▶ **RECORD SET**
━━━

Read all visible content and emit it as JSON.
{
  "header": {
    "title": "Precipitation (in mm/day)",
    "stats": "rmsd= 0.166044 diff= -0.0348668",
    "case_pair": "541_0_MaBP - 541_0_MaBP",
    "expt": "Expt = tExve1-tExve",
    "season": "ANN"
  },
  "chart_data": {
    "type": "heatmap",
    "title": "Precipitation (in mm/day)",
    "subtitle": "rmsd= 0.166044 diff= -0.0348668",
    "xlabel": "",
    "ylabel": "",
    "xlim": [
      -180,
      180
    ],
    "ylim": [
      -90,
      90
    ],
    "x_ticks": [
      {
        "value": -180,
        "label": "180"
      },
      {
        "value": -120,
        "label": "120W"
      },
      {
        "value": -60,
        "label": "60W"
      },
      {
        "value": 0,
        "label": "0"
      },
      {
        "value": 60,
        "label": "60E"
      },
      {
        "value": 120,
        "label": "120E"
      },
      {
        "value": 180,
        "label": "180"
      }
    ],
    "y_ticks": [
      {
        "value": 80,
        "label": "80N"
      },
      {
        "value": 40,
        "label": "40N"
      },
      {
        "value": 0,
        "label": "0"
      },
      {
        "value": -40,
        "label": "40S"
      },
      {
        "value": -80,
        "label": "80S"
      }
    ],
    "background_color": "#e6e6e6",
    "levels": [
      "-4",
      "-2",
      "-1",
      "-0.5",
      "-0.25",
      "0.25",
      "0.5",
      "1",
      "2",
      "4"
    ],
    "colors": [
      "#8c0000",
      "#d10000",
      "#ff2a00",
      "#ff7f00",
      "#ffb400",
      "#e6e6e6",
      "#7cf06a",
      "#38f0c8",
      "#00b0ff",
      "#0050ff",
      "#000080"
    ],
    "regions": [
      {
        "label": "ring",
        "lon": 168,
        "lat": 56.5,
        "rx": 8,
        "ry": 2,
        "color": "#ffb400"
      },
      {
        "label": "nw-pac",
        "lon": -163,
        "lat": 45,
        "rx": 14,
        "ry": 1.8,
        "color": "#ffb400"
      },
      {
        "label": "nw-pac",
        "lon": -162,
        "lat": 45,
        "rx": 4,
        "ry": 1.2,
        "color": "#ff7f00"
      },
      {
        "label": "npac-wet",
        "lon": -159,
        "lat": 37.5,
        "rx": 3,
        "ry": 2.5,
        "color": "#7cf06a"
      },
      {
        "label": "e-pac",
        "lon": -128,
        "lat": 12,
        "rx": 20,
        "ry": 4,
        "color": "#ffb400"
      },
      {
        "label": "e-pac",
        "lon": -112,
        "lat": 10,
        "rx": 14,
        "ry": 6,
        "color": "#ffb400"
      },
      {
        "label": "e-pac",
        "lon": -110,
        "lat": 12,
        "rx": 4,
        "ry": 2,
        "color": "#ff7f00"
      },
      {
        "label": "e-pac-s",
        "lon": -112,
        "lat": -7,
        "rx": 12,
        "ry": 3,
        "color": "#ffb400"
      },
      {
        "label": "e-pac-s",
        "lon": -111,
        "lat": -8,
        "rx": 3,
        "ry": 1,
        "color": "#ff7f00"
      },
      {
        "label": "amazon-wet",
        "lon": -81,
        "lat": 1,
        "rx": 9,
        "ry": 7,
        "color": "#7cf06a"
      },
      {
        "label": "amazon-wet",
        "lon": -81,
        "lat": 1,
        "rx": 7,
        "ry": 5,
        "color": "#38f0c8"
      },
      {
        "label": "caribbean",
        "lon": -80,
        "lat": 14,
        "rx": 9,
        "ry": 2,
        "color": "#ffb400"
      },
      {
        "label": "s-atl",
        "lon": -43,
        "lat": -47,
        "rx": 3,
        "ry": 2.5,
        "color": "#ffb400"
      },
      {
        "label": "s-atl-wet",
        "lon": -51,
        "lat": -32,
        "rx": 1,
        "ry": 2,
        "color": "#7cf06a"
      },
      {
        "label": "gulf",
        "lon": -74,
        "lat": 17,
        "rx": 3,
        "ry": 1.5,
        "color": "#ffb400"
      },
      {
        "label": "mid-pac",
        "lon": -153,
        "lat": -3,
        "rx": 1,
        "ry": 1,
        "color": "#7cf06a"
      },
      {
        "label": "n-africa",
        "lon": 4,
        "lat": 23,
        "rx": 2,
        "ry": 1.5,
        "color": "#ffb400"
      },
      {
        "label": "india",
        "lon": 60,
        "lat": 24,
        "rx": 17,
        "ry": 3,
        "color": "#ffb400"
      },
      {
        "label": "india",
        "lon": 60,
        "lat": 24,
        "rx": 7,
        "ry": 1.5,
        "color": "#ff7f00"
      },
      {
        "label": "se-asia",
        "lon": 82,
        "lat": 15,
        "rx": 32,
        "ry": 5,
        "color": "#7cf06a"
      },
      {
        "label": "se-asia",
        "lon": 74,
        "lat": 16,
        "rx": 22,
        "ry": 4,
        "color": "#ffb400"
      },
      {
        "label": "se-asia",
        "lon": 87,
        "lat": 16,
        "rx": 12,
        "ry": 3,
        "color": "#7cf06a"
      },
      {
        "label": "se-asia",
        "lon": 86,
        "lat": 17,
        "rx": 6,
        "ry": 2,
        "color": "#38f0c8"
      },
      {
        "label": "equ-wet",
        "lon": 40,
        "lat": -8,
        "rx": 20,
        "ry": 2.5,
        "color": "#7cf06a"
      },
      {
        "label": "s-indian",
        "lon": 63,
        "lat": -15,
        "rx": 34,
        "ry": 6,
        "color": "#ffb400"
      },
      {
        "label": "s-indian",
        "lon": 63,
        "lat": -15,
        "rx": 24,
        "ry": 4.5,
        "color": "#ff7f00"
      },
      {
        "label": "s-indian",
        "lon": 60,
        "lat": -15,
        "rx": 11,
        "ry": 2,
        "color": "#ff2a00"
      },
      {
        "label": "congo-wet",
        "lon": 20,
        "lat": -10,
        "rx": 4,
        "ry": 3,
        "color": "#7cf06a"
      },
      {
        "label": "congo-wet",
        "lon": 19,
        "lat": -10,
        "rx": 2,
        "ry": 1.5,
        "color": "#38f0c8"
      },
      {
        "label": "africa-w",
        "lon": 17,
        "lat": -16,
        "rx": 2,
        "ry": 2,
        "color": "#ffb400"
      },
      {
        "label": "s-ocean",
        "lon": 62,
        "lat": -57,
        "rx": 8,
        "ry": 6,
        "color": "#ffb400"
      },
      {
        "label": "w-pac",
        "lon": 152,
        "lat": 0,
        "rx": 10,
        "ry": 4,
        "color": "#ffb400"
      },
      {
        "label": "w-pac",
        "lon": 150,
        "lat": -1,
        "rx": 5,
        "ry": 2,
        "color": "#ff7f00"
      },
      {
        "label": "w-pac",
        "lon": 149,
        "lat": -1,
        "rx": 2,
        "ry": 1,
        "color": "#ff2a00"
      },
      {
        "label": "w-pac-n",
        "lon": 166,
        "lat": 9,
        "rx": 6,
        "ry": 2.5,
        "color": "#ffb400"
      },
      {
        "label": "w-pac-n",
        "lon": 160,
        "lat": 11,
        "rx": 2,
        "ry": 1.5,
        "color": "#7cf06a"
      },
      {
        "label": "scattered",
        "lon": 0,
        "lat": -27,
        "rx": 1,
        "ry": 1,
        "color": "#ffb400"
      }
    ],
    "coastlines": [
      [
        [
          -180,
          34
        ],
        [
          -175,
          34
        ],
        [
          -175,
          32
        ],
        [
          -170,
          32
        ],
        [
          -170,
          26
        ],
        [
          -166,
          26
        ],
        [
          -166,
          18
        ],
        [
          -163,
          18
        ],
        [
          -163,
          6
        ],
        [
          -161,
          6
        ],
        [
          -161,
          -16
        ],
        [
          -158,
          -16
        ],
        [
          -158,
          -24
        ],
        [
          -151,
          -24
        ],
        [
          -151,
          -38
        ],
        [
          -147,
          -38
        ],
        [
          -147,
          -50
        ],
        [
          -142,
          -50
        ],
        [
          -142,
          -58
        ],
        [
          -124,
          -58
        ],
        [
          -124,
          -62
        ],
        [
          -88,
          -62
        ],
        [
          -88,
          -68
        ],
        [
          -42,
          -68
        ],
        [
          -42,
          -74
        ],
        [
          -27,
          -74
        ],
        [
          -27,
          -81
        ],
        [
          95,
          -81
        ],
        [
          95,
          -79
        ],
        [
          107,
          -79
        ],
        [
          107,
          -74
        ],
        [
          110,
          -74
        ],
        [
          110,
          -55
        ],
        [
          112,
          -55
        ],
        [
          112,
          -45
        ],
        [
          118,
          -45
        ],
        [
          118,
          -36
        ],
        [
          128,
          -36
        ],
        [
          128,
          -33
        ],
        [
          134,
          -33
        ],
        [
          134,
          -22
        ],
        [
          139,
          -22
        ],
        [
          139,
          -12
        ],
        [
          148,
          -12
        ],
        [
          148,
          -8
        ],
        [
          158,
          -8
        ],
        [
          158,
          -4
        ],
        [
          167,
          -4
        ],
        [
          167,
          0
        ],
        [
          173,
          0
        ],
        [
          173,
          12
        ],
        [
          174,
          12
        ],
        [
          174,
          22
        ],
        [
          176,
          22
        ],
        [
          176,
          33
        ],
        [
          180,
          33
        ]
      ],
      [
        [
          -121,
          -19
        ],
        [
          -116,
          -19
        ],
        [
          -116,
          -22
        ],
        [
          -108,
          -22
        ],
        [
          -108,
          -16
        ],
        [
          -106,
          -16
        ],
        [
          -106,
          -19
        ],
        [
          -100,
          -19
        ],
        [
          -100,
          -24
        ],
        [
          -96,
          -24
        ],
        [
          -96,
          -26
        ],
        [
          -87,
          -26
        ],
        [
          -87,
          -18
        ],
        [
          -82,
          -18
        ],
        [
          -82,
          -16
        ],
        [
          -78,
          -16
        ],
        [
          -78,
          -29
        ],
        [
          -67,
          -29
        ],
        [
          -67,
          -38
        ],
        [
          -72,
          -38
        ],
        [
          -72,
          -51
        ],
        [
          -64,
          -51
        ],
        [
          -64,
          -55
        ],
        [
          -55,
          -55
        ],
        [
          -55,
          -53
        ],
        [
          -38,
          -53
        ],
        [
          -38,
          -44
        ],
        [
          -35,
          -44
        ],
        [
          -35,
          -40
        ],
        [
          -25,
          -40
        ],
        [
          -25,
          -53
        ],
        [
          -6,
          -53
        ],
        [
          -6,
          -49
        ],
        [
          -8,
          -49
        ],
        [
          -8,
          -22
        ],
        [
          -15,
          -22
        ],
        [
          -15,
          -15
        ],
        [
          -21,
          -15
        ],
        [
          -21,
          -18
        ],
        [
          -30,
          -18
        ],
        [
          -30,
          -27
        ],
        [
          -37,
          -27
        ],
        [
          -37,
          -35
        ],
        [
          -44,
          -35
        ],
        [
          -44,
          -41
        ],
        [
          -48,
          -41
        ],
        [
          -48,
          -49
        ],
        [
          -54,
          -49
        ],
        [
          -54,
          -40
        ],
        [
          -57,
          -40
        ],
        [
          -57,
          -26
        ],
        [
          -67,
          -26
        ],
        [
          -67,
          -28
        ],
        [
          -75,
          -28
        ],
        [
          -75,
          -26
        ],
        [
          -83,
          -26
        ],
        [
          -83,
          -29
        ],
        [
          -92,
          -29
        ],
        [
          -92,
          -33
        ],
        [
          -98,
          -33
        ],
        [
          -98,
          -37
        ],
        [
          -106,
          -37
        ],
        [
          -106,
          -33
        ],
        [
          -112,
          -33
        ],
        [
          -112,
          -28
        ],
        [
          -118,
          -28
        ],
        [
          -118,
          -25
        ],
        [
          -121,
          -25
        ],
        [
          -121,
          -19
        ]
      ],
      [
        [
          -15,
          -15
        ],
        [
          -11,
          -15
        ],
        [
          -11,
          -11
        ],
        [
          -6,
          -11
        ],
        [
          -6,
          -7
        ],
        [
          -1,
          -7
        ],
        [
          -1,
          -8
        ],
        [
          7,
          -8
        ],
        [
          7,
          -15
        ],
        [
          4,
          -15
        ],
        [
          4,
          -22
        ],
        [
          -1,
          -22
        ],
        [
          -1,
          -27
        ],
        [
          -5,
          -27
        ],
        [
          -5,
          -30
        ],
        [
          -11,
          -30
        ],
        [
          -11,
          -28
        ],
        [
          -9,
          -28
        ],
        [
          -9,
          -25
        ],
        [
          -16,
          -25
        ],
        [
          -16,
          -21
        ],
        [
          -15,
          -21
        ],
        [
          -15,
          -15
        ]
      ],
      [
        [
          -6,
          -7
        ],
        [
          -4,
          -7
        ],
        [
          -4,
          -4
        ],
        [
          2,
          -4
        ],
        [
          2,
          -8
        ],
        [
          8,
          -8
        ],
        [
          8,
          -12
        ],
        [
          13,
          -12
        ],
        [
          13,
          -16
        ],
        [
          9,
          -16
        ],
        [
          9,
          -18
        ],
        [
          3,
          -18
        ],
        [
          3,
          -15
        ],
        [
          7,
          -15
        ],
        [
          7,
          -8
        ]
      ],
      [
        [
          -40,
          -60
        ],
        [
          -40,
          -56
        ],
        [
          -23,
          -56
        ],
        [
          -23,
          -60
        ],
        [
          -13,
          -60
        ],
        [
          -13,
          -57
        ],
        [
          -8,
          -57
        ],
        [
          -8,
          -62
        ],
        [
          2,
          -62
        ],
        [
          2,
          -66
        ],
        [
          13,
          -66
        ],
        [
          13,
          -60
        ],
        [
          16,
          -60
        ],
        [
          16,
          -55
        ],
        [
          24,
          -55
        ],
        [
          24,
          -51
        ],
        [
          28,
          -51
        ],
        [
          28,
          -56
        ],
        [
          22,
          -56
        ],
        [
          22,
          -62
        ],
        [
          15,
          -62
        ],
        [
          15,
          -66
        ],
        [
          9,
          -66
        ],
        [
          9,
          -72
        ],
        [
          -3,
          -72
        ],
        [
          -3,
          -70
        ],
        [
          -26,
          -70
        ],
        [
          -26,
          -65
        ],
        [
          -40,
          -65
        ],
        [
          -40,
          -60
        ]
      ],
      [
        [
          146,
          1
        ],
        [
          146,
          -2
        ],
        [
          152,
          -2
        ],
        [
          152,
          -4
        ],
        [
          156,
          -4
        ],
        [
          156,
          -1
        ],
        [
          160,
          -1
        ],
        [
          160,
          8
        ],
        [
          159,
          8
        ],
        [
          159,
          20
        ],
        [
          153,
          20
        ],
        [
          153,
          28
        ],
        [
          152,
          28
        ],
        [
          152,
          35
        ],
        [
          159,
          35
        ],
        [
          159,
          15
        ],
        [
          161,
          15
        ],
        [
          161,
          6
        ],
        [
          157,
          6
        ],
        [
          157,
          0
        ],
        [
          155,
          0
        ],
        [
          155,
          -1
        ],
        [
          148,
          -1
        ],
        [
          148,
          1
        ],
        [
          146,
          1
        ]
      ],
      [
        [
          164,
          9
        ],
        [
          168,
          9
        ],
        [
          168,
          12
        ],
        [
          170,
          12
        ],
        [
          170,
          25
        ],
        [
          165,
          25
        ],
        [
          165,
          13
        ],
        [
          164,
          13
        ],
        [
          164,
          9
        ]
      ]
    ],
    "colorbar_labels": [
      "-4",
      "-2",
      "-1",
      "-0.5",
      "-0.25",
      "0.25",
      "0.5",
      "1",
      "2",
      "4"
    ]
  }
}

━━━

▶ **WHAT YOU SHOULD DO**
In the records above, collect each line with "rmsd".

▶ **THE RESPONSE**
    "stats": "rmsd= 0.166044 diff= -0.0348668",
    "subtitle": "rmsd= 0.166044 diff= -0.0348668",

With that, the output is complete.